======== RECORDS FOR THIS TASK

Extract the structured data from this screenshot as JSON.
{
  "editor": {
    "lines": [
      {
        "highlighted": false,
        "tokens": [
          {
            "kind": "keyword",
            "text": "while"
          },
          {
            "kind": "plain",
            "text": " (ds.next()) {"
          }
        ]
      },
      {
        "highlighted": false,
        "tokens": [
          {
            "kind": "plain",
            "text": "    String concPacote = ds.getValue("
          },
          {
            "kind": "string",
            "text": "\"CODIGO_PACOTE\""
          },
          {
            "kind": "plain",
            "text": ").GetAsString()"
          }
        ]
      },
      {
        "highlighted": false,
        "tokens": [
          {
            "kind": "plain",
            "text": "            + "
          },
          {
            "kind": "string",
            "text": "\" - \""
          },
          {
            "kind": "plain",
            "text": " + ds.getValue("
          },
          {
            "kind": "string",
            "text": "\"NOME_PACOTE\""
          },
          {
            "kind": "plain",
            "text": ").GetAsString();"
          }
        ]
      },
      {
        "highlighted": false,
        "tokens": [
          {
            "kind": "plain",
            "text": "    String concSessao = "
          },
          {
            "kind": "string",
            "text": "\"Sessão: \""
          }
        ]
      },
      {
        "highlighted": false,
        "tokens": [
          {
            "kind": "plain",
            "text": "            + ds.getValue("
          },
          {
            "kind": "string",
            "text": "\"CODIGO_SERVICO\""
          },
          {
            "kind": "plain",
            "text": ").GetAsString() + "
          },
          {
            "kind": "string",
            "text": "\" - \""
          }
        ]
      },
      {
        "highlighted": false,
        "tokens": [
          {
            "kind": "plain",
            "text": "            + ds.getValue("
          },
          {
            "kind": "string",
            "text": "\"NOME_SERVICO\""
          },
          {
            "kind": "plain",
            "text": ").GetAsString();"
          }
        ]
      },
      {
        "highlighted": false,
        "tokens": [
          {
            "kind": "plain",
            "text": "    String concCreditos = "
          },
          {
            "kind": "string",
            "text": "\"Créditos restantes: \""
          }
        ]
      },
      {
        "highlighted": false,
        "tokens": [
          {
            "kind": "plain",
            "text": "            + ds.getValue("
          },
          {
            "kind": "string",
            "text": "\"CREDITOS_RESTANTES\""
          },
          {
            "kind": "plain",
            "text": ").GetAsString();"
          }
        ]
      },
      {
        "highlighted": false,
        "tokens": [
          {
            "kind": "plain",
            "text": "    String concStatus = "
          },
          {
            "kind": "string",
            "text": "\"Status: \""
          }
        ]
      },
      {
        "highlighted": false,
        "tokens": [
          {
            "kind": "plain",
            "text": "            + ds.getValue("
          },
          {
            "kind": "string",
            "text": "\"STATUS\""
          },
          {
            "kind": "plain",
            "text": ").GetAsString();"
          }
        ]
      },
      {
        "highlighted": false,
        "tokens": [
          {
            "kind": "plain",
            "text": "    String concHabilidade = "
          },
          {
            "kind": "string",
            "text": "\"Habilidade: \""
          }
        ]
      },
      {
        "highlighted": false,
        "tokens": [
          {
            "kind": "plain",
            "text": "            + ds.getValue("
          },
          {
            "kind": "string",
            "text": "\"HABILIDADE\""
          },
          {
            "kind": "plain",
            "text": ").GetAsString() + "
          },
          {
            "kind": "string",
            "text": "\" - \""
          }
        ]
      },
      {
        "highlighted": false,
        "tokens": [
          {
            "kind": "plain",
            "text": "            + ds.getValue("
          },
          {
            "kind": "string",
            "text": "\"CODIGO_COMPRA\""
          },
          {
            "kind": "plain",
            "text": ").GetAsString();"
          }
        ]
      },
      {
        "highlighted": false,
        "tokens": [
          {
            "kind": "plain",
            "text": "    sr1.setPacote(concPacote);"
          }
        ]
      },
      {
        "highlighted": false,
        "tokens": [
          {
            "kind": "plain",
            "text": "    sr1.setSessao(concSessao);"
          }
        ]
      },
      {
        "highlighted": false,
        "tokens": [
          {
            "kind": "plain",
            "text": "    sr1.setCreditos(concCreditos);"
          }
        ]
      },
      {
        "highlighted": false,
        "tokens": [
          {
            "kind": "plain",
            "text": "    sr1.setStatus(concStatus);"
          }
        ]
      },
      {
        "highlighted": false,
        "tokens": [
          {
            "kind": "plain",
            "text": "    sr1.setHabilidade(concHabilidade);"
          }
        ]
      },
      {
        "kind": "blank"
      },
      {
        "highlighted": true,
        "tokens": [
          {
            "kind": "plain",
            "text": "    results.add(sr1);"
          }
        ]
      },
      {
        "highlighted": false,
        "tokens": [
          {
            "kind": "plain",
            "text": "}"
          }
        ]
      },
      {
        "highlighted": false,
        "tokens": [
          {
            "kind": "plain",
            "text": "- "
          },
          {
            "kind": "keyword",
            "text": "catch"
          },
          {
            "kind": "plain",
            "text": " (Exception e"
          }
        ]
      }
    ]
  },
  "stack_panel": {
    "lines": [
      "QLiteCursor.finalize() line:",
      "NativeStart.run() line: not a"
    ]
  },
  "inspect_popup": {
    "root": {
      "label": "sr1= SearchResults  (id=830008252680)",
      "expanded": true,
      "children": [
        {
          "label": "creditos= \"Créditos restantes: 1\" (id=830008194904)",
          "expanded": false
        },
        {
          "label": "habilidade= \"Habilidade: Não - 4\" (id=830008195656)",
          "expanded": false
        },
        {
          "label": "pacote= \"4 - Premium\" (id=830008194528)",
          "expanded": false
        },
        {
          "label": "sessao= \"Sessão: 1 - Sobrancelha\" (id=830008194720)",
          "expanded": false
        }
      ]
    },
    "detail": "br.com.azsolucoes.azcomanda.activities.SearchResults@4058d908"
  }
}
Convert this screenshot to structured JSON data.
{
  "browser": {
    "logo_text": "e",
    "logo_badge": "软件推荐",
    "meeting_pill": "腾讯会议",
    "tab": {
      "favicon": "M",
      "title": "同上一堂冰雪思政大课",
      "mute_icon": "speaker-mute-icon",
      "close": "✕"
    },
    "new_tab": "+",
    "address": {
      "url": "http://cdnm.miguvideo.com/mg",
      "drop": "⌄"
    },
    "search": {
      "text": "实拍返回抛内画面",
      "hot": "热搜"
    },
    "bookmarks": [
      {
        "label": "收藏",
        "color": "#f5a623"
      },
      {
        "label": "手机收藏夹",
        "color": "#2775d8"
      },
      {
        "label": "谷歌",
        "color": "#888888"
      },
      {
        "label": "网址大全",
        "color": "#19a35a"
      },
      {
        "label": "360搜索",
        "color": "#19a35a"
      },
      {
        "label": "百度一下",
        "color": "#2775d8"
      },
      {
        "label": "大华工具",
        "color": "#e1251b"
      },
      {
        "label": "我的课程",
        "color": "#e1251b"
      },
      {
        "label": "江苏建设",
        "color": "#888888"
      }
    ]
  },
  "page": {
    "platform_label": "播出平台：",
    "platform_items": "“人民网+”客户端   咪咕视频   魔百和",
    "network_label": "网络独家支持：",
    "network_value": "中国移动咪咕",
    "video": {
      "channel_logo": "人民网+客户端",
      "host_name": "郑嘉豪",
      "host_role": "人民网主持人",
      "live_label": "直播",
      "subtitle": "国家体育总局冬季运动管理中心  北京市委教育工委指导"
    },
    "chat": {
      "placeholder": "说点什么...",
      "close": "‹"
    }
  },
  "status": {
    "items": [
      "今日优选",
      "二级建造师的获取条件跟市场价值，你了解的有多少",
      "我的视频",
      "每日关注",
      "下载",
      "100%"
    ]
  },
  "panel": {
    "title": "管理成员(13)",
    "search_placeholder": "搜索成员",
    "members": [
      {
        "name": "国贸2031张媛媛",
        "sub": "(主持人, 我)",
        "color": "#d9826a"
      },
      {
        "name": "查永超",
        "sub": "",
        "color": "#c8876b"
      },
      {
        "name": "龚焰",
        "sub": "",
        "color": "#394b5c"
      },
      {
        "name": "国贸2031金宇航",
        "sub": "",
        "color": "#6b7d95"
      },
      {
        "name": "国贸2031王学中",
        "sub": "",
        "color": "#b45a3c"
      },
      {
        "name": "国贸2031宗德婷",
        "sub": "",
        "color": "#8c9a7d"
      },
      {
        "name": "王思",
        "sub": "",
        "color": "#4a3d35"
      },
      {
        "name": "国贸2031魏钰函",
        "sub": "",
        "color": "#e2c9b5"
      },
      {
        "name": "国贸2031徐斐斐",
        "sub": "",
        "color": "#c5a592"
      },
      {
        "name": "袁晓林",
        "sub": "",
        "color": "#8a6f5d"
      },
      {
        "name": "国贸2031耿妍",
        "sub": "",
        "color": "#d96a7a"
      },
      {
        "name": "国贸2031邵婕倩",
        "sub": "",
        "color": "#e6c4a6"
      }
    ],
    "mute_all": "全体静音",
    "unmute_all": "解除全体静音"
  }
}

================

▶ _PROMPT_:
Among the lines of the listing, how many hold the string "Sessão"? Respond with only the number.

▶ _TASK RESPONSE_:
2